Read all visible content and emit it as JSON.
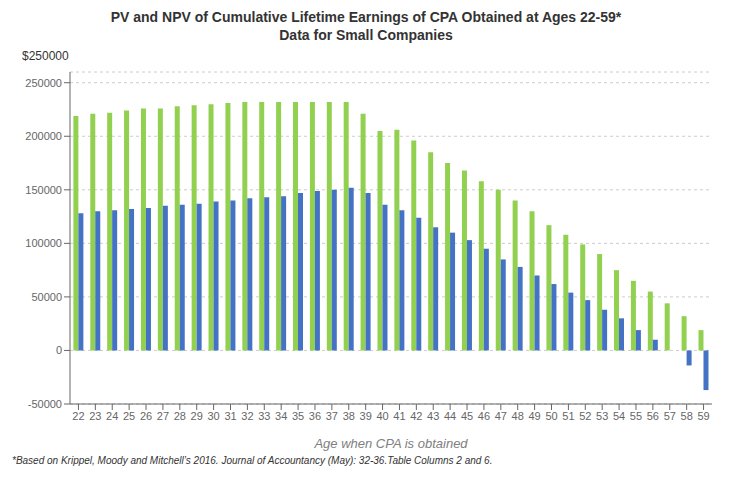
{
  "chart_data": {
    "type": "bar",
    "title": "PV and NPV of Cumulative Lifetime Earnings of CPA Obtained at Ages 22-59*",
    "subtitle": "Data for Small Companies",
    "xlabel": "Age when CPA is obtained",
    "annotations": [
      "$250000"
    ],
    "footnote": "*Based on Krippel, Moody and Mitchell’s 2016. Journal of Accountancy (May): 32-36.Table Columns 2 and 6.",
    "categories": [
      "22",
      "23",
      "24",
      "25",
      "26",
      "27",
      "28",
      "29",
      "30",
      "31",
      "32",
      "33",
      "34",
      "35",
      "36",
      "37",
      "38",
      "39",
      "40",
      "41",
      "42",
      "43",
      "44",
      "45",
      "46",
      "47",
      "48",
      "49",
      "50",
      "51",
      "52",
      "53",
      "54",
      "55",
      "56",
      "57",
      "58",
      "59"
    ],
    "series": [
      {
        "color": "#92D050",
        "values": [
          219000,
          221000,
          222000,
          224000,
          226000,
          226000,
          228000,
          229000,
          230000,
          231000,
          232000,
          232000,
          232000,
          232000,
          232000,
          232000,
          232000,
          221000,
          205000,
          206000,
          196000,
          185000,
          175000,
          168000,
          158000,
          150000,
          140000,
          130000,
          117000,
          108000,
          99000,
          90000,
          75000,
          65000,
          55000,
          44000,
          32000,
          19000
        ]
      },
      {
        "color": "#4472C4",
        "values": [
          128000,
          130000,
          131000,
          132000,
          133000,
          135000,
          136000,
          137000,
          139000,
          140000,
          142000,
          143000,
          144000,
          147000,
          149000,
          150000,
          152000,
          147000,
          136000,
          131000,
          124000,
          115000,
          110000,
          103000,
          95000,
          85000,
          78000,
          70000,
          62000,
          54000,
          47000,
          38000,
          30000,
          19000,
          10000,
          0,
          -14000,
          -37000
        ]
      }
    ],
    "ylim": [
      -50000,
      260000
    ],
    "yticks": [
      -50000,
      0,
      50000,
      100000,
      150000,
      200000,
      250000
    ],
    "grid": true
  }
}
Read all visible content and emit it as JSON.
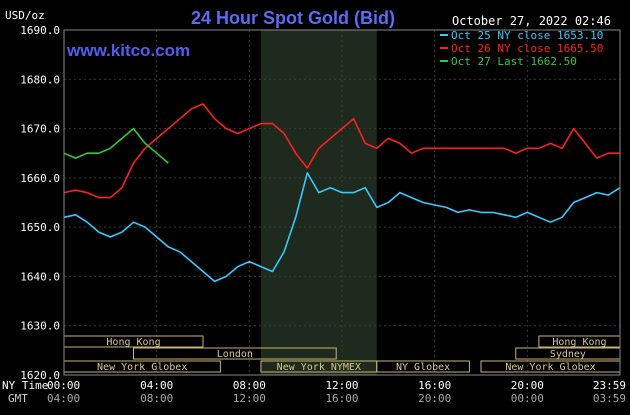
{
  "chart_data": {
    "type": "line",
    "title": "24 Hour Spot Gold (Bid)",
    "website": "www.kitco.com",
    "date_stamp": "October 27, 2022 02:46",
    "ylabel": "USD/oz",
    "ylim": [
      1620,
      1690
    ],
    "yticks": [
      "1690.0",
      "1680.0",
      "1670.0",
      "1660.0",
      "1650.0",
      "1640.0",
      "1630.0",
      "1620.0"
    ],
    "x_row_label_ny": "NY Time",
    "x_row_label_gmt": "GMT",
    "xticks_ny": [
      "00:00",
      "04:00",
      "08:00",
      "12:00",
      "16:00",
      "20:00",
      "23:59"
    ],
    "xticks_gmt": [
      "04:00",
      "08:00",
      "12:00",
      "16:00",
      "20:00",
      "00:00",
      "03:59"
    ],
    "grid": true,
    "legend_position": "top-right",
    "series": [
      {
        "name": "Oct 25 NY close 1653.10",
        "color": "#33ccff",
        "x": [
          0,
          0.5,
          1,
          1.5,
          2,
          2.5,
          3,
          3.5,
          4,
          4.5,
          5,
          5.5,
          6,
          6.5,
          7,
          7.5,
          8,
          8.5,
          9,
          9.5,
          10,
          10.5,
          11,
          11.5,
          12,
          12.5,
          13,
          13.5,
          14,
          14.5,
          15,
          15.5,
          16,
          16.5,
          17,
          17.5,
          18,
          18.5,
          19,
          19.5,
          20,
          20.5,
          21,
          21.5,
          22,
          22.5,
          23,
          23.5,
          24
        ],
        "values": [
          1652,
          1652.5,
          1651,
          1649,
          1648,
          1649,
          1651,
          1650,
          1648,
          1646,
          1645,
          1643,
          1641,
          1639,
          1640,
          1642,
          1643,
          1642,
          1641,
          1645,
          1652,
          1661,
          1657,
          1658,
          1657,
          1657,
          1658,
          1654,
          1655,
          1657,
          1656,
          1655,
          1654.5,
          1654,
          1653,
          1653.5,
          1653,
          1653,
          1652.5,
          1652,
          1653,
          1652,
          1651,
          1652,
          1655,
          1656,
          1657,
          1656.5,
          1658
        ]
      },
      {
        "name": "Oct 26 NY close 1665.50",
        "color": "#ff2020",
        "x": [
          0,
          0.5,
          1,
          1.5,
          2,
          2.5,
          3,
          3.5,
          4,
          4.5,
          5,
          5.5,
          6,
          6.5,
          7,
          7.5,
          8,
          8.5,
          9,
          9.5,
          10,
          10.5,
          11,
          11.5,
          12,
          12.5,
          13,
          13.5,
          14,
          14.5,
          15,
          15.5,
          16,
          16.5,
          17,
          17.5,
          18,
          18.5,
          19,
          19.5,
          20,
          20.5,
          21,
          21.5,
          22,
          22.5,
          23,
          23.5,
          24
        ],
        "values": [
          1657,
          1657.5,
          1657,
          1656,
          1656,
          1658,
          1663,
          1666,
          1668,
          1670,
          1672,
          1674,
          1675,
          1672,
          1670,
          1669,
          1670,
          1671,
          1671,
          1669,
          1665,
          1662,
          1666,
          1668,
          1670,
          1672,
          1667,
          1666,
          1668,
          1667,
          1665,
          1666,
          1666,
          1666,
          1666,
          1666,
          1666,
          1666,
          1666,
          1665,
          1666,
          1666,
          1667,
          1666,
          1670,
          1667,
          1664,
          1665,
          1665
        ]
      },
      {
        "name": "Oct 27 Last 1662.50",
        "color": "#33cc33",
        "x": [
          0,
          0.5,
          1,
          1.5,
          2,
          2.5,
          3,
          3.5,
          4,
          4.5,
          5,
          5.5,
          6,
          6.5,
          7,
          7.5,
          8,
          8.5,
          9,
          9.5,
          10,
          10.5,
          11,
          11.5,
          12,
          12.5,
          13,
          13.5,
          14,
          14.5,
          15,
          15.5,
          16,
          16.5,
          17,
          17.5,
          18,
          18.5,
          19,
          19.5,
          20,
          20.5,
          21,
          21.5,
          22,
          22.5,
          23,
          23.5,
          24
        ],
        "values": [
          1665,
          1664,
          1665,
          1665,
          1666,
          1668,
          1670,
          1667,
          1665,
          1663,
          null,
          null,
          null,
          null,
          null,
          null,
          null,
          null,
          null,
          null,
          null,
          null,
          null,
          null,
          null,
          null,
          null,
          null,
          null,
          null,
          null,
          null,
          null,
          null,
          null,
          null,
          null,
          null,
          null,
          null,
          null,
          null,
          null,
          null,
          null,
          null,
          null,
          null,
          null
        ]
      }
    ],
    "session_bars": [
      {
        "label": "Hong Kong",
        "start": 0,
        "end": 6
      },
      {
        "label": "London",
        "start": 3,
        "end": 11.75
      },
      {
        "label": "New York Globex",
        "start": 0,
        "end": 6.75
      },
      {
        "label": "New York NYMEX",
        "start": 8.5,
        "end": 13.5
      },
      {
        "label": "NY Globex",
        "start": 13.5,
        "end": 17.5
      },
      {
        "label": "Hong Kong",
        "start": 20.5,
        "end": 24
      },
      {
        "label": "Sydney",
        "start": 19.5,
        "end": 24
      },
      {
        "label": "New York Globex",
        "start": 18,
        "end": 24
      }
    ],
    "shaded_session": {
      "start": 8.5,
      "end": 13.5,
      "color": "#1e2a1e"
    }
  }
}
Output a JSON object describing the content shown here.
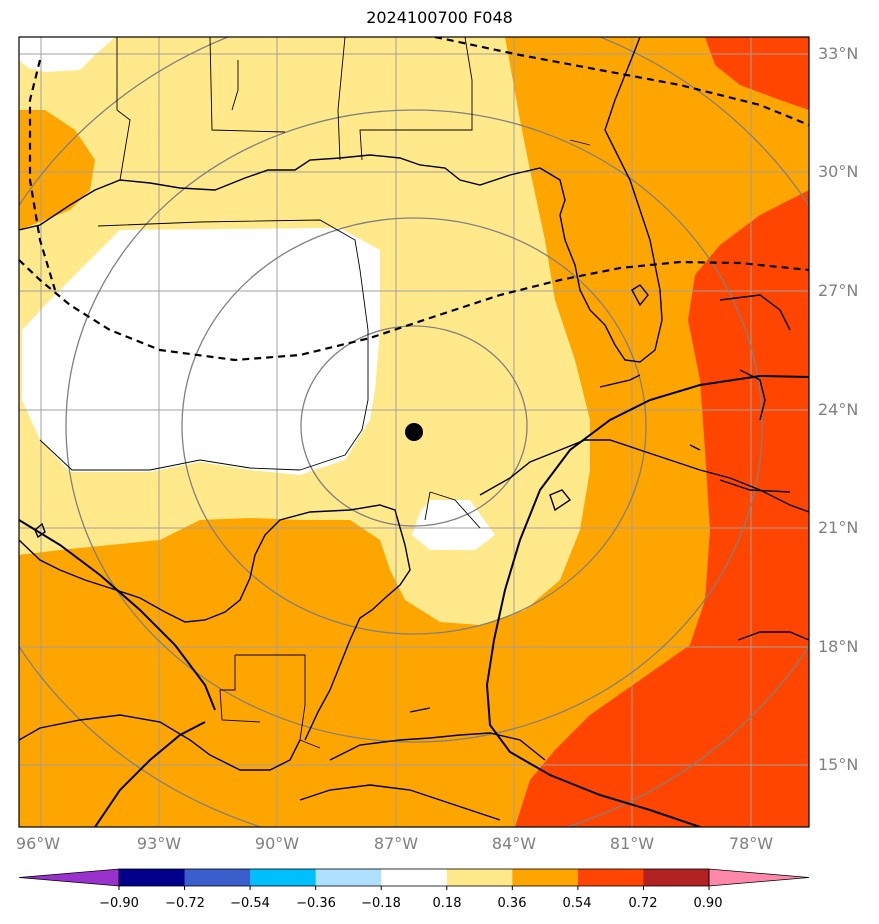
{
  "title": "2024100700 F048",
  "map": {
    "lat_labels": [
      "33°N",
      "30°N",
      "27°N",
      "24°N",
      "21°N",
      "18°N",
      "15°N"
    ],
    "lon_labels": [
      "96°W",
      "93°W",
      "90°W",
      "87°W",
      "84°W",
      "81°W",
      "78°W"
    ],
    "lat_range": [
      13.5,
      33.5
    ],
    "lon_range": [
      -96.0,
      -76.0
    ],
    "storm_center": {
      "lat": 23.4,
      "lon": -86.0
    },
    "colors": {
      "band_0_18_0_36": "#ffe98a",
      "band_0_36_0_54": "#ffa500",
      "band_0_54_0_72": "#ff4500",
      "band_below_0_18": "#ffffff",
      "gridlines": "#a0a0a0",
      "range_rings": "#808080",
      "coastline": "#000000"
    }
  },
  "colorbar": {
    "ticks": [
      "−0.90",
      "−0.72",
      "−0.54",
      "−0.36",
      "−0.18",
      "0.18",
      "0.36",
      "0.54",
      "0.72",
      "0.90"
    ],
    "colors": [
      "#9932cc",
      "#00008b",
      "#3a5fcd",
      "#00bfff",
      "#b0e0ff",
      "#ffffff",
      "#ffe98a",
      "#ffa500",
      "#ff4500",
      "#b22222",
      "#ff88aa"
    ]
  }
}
==
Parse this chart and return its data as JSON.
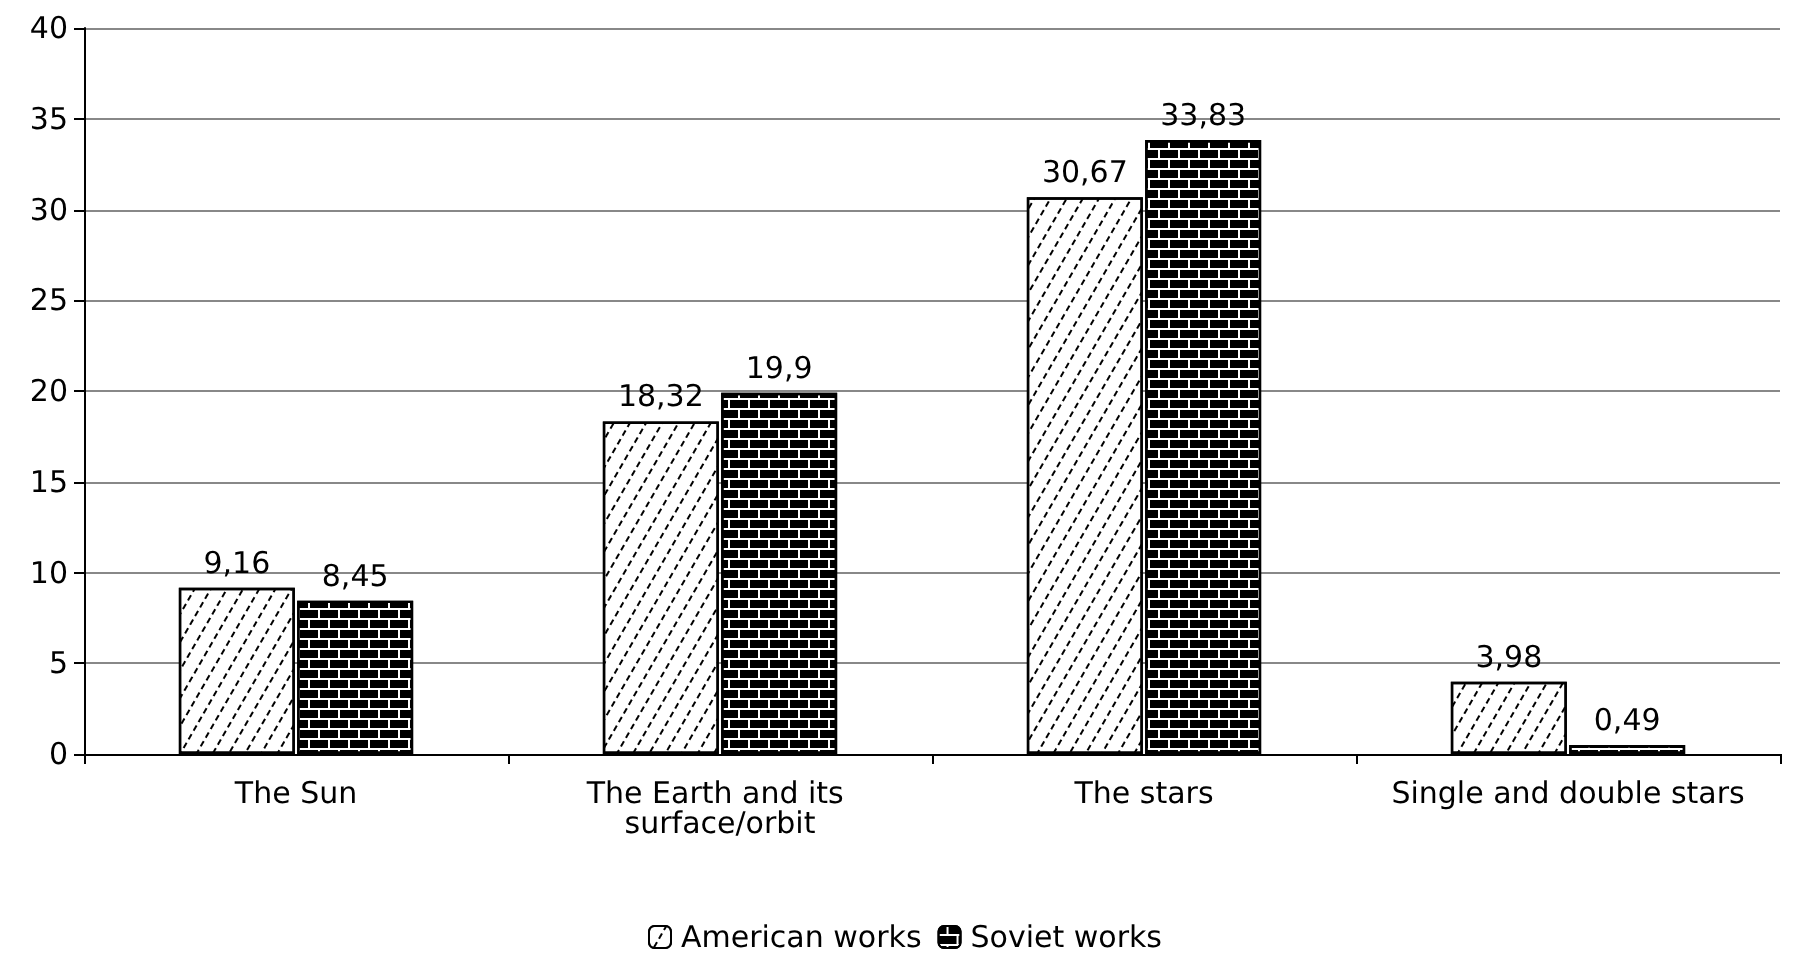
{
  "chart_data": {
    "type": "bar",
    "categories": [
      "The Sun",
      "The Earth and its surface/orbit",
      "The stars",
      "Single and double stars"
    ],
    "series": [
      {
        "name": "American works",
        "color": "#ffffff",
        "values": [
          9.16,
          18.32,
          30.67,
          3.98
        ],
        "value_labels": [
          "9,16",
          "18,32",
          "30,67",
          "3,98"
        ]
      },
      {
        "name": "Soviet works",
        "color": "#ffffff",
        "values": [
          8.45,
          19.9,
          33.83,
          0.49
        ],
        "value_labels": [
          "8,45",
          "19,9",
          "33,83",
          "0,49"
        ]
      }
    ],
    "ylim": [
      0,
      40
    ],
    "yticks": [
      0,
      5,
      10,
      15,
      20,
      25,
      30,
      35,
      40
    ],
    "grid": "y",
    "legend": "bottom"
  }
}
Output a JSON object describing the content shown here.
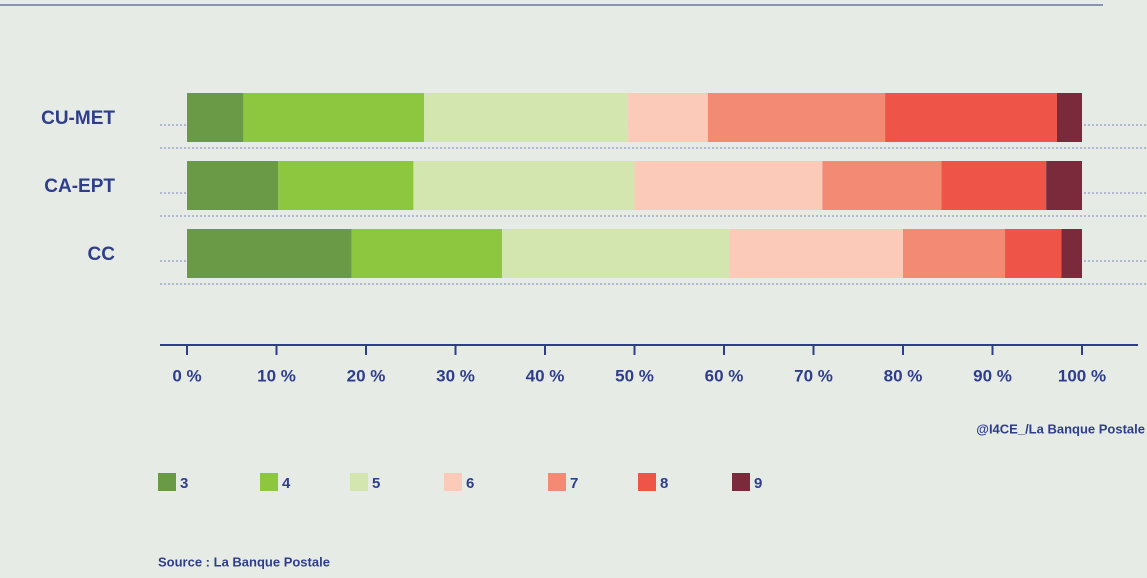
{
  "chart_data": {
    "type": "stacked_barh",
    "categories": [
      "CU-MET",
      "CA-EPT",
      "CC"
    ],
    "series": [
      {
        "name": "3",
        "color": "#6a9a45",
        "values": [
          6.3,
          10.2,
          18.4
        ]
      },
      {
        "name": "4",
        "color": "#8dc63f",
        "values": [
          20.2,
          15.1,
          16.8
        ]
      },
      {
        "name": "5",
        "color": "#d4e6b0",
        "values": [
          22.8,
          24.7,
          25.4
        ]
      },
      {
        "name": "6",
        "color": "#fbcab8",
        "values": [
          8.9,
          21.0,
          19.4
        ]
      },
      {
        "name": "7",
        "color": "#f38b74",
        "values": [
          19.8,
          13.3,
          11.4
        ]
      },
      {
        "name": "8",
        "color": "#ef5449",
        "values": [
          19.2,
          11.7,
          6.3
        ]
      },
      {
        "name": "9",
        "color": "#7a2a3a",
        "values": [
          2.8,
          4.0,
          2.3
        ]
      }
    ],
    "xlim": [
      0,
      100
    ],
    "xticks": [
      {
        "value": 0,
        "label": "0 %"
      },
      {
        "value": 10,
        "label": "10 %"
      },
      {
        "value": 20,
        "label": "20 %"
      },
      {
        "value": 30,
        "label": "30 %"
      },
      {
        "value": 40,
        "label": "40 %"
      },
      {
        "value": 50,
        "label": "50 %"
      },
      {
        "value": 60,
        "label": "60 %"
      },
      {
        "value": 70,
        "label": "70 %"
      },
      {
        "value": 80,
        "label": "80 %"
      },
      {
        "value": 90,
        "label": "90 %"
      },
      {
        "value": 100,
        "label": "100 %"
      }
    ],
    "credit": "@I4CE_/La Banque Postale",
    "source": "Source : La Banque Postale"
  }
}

Written task: Identify each line in the entries with the word "type" and copy it.

Exercise response:
    "type": "bar",
    "type": "line",
    "type": "bar",
    "type": "stacked_barh",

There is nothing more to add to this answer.